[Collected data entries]
● ● ● ● ● ● ●

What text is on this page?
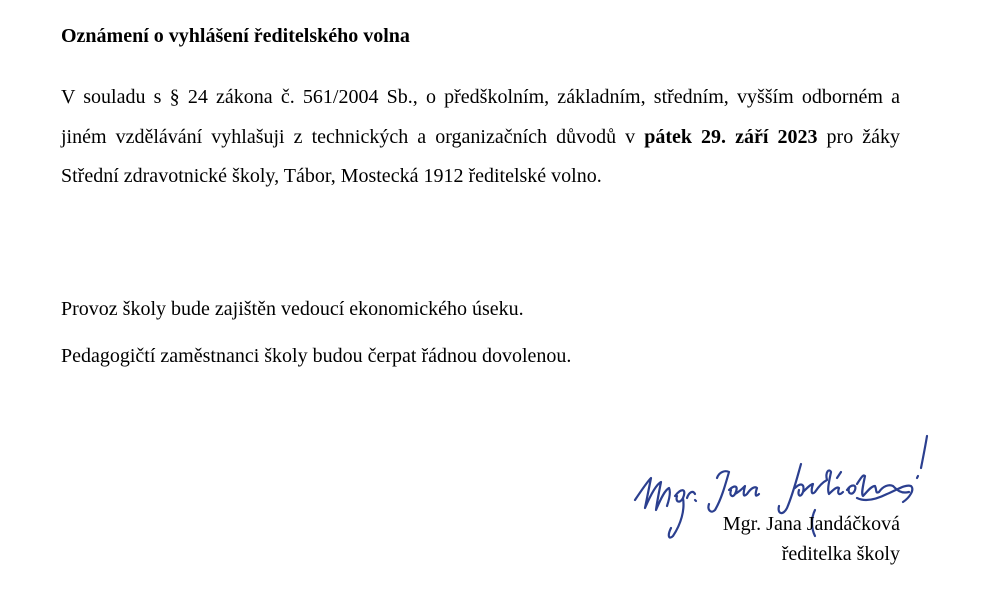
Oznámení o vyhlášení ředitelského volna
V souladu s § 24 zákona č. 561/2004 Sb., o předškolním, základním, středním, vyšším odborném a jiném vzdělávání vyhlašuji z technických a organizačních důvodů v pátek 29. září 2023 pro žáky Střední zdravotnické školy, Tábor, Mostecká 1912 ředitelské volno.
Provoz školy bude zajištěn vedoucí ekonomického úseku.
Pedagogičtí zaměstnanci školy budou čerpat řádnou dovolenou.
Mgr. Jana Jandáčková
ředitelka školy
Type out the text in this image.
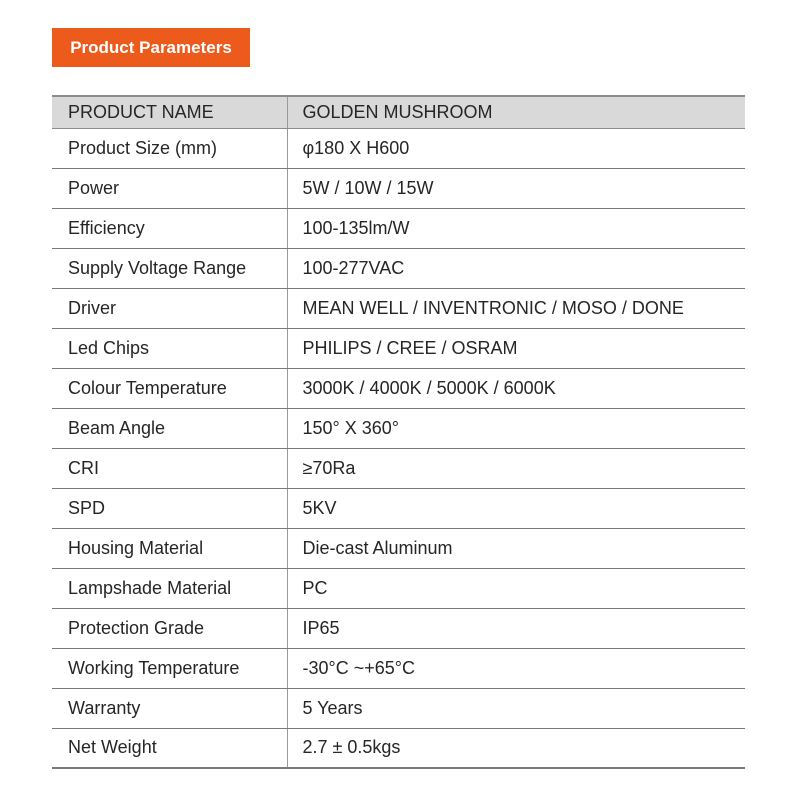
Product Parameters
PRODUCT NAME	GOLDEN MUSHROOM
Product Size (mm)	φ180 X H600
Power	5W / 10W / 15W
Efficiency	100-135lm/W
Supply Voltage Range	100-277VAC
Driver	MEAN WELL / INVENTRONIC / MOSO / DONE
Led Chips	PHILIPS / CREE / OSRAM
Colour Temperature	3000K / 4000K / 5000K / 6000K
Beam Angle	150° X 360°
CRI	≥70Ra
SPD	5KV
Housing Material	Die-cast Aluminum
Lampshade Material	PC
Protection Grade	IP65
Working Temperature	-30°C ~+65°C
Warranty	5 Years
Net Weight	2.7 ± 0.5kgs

● ● ● ● ● ● ●

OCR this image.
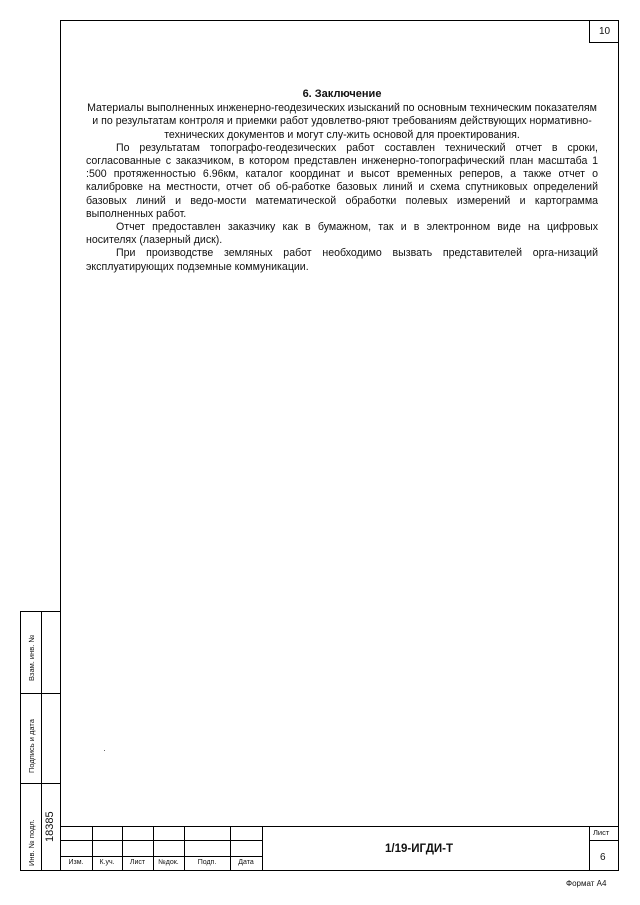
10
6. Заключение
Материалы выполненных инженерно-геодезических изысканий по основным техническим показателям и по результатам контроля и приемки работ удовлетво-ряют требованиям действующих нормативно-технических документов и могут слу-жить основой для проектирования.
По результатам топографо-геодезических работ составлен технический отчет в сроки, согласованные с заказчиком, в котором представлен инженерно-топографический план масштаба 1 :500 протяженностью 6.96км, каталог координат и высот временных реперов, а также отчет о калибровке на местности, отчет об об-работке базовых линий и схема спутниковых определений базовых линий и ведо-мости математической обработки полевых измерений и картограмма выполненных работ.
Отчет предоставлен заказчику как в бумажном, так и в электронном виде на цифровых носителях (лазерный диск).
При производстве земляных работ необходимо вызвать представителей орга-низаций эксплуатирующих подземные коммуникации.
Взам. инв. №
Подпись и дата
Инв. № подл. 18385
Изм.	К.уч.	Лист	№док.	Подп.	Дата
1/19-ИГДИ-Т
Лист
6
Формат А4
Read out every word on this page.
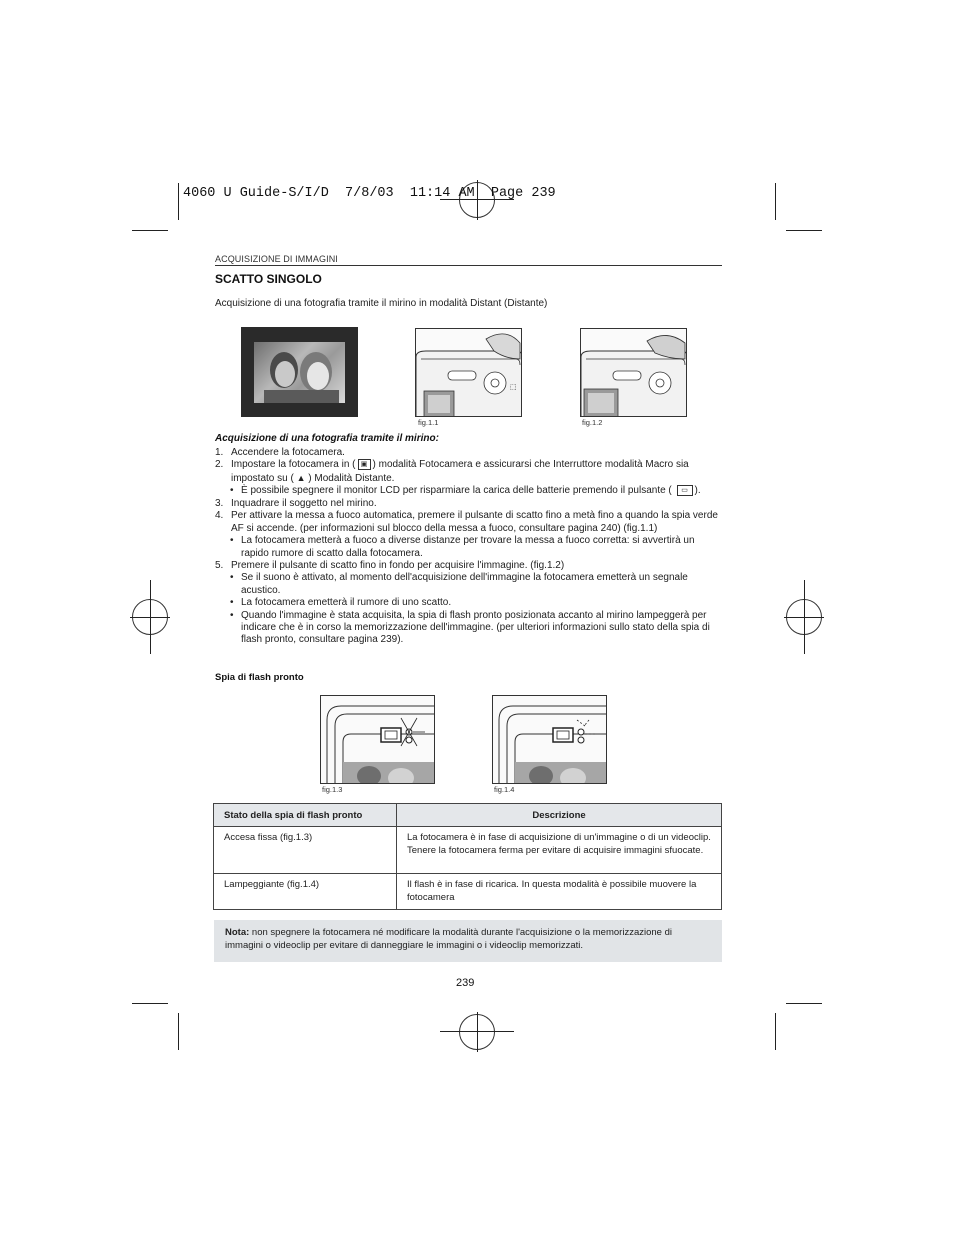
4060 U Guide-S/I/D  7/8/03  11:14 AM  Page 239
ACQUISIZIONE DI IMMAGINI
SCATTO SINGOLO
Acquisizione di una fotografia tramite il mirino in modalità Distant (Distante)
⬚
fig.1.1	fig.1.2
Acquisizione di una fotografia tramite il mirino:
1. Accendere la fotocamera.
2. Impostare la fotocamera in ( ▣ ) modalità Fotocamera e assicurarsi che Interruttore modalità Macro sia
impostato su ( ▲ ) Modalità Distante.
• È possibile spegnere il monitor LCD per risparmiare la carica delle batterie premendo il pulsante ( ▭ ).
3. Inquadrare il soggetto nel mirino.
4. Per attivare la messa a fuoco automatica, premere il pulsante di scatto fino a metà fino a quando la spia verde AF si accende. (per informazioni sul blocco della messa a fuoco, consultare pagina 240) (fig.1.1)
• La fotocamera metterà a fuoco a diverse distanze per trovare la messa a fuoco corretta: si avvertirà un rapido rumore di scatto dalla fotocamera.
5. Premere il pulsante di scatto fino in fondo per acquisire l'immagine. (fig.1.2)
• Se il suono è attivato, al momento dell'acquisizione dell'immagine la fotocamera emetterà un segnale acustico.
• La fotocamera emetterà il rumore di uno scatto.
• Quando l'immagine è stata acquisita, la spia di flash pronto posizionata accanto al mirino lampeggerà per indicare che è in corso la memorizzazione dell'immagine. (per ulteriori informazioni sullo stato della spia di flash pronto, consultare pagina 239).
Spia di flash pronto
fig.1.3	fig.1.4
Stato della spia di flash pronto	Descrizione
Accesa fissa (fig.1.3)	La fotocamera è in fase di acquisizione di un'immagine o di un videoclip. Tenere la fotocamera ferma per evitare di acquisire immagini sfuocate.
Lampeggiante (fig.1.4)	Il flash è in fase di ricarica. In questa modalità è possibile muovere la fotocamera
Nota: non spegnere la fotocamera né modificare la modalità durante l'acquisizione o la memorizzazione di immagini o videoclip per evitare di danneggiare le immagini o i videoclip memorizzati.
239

● ● ● ● ● ● ●

Find the lines with the string "Temperature" and reproduce them.

ANSWER TO THE EXERCISE ->
Colour Temperature	3000K / 4000K / 5000K / 6000K
Working Temperature	-30°C ~+65°C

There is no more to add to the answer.